- **RECORDS SHOWN**
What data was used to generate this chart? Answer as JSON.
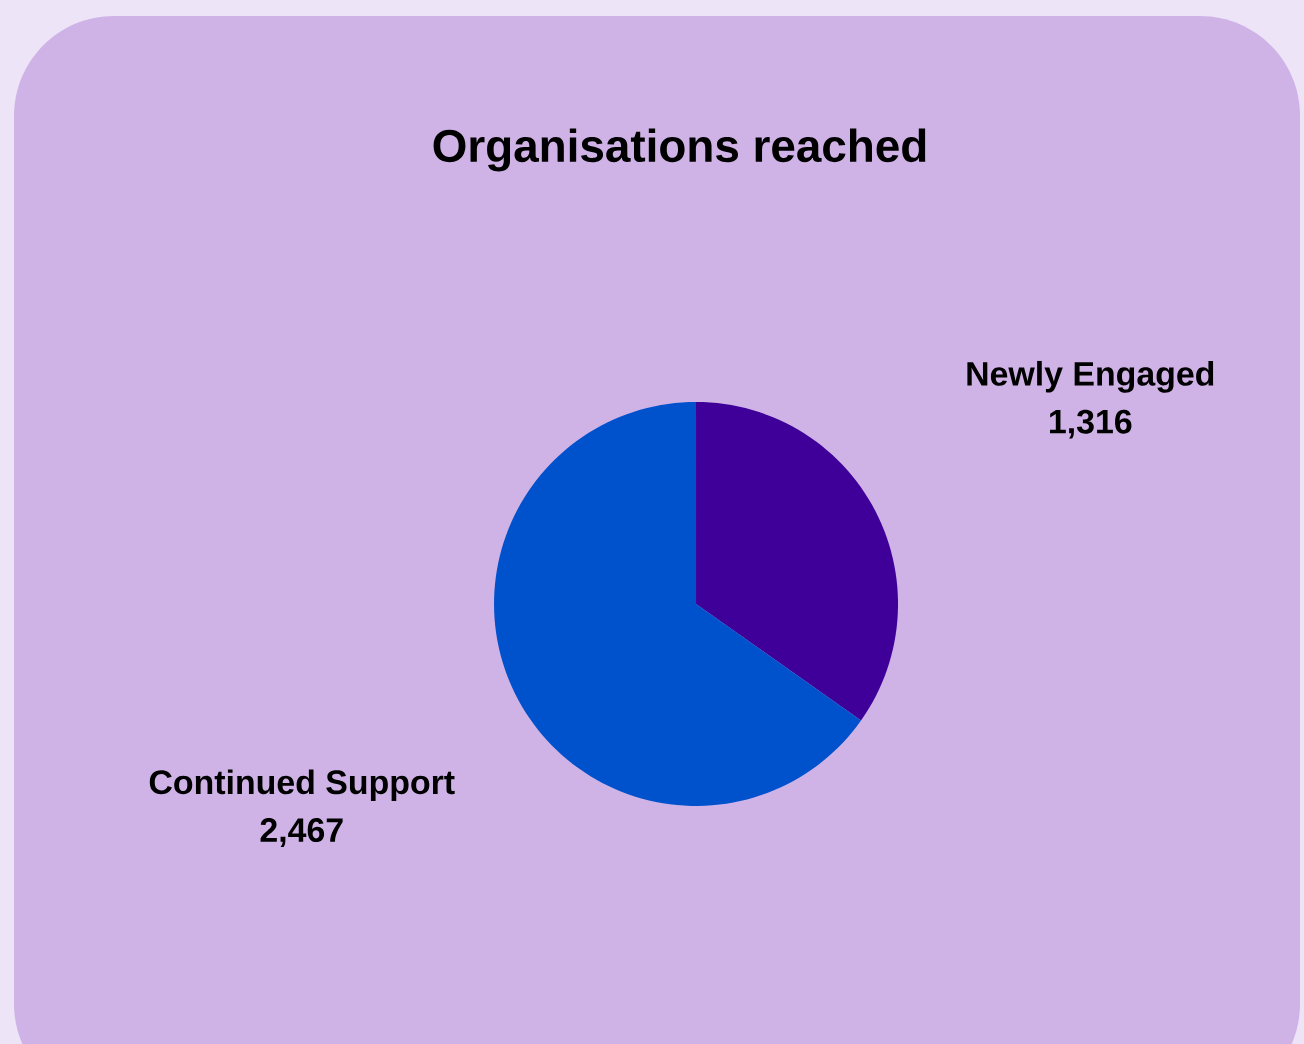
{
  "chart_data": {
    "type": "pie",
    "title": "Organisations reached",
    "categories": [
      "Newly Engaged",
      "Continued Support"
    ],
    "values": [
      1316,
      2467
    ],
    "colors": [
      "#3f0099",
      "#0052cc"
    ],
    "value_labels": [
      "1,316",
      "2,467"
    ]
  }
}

- **WRITTEN TASK**
Your copy should repeat each entry above exactly but contain no pictures.

- **RESPONSE**
What data was used to generate this chart? Answer as JSON.
{
  "chart_data": {
    "type": "pie",
    "title": "Organisations reached",
    "categories": [
      "Newly Engaged",
      "Continued Support"
    ],
    "values": [
      1316,
      2467
    ],
    "colors": [
      "#3f0099",
      "#0052cc"
    ],
    "value_labels": [
      "1,316",
      "2,467"
    ]
  }
}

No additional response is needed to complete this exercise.